# Lesetext
Gleich im ersten Satz löst Beethoven aus dem an sich klar strukturierten Sonatenbeginn ein rauschhaft anschwellendes Solo heraus, das nach einem leidenschaftlich orchestralen Akkord in eine typische Kadenz übergeht, wie man sie mit all ihren Trillern und harmonischen Wendungen in einem Klavierkonzert vermuten würde. Das zweite Thema des Satzes wirkt dagegen als wäre es einem munteren Quartettsatz entsprungen. In der Durchführung breitet Beethoven erneut den Klangraum auf, so dass man tatsächlich meint die verschiedenen Farben eines Orchesters heraushören zu können: hier ein kammermusikalisch agierendes Bläserstück, dort ein klangvolles Tutti.
Das anschließende Adagio ist mit einer Schönheit versehen, die zuweilen einen kalten Schauer in sich trägt. Im Mittelteil des zweiten Satzes, der mit drehenden Bewegungen durchbrochener Klänge sich seinen Raum ergreift, wird die heimelige Ruhe immer wieder von dramatisch drängenden Akkorden unterspült. Dabei spielt sie sich in immer größere Extreme, indem sie nach und nach in nahezu sprechendem Gestus die ganze Klaviatur ausreizt.

(Einträge umrahmter Elemente)
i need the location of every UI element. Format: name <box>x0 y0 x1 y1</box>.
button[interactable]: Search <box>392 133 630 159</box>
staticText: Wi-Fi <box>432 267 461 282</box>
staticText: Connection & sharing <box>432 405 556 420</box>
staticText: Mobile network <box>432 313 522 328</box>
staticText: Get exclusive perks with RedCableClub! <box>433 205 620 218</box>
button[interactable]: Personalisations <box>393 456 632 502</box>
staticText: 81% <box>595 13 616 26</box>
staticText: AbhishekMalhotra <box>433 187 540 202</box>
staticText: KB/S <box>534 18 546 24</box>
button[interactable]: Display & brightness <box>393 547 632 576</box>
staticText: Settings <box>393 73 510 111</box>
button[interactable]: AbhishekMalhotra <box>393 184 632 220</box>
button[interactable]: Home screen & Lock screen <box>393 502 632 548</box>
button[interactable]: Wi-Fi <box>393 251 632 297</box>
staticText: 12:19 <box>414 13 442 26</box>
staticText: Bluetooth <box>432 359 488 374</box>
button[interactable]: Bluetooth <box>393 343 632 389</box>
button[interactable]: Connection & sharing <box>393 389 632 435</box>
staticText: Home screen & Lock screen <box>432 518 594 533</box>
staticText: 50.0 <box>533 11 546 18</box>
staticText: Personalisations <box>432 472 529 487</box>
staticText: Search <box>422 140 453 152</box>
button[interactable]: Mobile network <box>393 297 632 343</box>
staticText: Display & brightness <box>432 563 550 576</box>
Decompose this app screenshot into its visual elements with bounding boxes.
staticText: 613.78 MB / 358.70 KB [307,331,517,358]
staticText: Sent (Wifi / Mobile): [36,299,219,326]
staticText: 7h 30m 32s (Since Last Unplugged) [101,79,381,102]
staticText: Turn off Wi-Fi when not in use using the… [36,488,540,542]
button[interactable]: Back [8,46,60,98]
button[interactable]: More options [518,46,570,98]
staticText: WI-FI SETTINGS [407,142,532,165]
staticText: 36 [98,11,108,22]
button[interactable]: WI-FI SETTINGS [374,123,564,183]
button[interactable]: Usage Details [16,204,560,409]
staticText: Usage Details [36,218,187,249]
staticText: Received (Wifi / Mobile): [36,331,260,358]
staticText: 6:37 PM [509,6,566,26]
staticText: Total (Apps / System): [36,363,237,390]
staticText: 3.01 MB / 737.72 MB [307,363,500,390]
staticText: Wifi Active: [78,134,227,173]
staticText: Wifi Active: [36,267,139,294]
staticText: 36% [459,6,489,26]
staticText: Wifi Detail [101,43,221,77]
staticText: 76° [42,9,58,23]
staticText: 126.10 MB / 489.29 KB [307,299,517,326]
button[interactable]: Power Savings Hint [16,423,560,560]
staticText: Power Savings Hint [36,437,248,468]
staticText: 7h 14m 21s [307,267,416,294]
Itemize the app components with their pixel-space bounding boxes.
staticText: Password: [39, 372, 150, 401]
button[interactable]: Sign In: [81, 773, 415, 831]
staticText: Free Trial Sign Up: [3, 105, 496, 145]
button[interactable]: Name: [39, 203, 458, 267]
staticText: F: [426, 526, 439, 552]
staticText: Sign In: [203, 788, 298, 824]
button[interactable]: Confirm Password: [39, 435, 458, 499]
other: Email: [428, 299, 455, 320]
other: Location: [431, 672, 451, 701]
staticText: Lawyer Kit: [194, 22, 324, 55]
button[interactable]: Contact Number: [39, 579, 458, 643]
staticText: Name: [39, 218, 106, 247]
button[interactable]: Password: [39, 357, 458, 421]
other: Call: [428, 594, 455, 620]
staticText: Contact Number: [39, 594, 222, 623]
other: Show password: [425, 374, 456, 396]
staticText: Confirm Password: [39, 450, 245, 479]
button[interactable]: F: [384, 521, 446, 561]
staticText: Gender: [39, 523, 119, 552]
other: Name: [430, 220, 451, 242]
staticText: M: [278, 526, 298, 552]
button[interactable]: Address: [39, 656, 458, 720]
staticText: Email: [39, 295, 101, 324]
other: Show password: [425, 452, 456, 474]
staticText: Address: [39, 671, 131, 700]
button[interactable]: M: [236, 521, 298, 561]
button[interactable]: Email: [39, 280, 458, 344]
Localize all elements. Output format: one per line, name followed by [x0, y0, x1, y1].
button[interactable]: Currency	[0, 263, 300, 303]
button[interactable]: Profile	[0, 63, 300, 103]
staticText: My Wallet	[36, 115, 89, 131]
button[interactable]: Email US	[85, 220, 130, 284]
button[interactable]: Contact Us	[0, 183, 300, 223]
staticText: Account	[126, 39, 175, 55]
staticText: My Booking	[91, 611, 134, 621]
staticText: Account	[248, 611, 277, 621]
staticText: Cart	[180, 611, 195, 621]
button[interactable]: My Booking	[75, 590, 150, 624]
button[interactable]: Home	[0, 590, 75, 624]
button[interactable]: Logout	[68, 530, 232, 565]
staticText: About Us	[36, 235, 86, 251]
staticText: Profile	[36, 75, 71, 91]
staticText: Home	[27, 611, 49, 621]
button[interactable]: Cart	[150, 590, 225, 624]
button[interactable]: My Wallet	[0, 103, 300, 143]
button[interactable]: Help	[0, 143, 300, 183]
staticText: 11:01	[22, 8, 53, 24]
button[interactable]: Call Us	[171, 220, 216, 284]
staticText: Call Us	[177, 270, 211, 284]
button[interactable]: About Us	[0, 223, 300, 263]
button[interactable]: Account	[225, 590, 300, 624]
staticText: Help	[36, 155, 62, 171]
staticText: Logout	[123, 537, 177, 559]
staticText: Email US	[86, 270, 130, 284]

# Ziele
A. Wie wirkt laut dem Lesetext das zweite Thema des ersten Satzes?
B. Wiederhole die Zeilen der Datensätze unverändert, vom Anfang der Datensätze bis einschließlich der Zeile mit "staticText: Mobile network".

# Gelöste Aufgaben
A. Es wirkt, als wäre es einem munteren Quartettsatz entsprungen.

B.
i need the location of every UI element. Format: name <box>x0 y0 x1 y1</box>.
button[interactable]: Search <box>392 133 630 159</box>
staticText: Wi-Fi <box>432 267 461 282</box>
staticText: Connection & sharing <box>432 405 556 420</box>
staticText: Mobile network <box>432 313 522 328</box>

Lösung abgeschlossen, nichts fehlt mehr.